▶ [THE EXERCISE]
Print exactly the lines from the one containing "Output the underlying" through the last line of the listing, both included.

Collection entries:
--- Start ---

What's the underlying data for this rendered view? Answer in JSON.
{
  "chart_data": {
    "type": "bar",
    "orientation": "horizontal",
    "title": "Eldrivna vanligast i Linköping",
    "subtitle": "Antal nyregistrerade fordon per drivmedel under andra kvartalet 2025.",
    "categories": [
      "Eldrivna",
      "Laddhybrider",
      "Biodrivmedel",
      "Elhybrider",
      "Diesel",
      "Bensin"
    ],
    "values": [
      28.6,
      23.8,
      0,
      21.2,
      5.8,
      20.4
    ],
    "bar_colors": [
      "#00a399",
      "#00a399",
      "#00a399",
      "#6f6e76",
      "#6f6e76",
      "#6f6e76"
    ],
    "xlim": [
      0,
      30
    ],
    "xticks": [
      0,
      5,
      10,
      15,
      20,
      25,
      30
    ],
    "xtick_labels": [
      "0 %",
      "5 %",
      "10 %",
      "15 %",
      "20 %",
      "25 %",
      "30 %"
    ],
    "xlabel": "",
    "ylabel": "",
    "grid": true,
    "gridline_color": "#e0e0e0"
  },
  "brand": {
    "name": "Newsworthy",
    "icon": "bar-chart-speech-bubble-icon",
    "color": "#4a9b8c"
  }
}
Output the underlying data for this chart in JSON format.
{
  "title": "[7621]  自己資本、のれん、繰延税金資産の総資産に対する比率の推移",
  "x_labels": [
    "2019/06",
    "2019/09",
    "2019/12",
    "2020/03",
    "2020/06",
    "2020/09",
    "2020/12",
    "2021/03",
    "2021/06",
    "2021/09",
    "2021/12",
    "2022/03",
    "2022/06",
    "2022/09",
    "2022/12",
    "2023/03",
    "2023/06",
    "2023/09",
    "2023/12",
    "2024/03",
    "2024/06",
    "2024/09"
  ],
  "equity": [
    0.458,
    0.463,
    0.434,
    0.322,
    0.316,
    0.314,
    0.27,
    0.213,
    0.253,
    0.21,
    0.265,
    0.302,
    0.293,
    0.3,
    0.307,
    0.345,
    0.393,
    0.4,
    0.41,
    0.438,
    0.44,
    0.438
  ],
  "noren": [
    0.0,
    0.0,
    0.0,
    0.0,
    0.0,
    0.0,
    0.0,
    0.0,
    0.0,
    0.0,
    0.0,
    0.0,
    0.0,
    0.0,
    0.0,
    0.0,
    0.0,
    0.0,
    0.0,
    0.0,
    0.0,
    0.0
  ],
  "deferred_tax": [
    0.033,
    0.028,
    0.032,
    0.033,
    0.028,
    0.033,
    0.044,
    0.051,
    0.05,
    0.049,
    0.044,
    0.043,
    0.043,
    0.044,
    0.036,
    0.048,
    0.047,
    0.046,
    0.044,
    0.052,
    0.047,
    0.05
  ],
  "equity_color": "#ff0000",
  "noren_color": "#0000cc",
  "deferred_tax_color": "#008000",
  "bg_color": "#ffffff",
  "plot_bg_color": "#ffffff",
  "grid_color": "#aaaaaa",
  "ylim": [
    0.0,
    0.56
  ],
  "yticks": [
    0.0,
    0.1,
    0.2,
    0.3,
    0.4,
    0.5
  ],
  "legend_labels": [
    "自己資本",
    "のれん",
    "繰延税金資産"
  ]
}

--- End ---

▶ [RIGHT ANSWER]
Output the underlying data for this chart in JSON format.
{
  "title": "[7621]  自己資本、のれん、繰延税金資産の総資産に対する比率の推移",
  "x_labels": [
    "2019/06",
    "2019/09",
    "2019/12",
    "2020/03",
    "2020/06",
    "2020/09",
    "2020/12",
    "2021/03",
    "2021/06",
    "2021/09",
    "2021/12",
    "2022/03",
    "2022/06",
    "2022/09",
    "2022/12",
    "2023/03",
    "2023/06",
    "2023/09",
    "2023/12",
    "2024/03",
    "2024/06",
    "2024/09"
  ],
  "equity": [
    0.458,
    0.463,
    0.434,
    0.322,
    0.316,
    0.314,
    0.27,
    0.213,
    0.253,
    0.21,
    0.265,
    0.302,
    0.293,
    0.3,
    0.307,
    0.345,
    0.393,
    0.4,
    0.41,
    0.438,
    0.44,
    0.438
  ],
  "noren": [
    0.0,
    0.0,
    0.0,
    0.0,
    0.0,
    0.0,
    0.0,
    0.0,
    0.0,
    0.0,
    0.0,
    0.0,
    0.0,
    0.0,
    0.0,
    0.0,
    0.0,
    0.0,
    0.0,
    0.0,
    0.0,
    0.0
  ],
  "deferred_tax": [
    0.033,
    0.028,
    0.032,
    0.033,
    0.028,
    0.033,
    0.044,
    0.051,
    0.05,
    0.049,
    0.044,
    0.043,
    0.043,
    0.044,
    0.036,
    0.048,
    0.047,
    0.046,
    0.044,
    0.052,
    0.047,
    0.05
  ],
  "equity_color": "#ff0000",
  "noren_color": "#0000cc",
  "deferred_tax_color": "#008000",
  "bg_color": "#ffffff",
  "plot_bg_color": "#ffffff",
  "grid_color": "#aaaaaa",
  "ylim": [
    0.0,
    0.56
  ],
  "yticks": [
    0.0,
    0.1,
    0.2,
    0.3,
    0.4,
    0.5
  ],
  "legend_labels": [
    "自己資本",
    "のれん",
    "繰延税金資産"
  ]
}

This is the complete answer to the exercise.